⟨

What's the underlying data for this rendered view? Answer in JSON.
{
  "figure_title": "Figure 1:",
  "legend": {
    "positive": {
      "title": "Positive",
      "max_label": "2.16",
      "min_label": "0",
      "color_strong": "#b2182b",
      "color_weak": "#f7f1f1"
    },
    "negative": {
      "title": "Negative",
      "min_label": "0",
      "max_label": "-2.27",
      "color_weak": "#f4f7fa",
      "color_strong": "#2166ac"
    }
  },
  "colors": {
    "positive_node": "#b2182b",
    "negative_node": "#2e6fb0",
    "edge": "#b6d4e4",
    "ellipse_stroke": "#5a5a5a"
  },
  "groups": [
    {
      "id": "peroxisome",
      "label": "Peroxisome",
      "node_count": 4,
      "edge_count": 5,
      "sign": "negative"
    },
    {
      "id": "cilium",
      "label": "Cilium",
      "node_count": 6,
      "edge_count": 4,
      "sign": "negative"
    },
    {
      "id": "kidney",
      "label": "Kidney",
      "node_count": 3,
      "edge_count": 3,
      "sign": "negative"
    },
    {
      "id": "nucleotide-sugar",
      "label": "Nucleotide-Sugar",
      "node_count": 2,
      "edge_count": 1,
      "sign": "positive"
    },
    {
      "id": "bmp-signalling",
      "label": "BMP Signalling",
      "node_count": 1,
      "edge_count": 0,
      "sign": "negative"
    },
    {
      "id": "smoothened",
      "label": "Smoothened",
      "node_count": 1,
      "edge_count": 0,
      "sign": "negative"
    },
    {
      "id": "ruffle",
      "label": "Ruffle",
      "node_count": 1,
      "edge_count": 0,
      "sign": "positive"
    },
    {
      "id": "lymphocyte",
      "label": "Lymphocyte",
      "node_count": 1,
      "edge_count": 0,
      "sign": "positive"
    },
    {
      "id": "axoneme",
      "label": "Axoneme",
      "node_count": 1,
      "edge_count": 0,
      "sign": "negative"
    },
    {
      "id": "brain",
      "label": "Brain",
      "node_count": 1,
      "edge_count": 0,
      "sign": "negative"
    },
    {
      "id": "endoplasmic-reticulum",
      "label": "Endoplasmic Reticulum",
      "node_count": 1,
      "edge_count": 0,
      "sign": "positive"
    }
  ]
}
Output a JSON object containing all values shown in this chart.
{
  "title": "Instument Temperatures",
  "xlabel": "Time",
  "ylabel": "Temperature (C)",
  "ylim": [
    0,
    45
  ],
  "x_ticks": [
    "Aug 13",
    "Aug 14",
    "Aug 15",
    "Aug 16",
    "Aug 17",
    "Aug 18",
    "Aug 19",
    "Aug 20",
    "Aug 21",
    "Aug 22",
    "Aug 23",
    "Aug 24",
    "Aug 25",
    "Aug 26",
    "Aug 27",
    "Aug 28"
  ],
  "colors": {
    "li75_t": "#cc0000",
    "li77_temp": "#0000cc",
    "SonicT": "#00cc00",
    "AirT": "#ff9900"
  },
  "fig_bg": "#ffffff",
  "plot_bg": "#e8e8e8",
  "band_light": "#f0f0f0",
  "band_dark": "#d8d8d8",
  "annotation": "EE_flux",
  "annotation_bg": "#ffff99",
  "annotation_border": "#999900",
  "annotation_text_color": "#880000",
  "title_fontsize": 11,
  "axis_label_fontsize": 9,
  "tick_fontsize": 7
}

⟩

* Stated task
Identify and copy all lines with the word "this".

* Complete response
What's the underlying data for this rendered view? Answer in JSON.
Output a JSON object containing all values shown in this chart.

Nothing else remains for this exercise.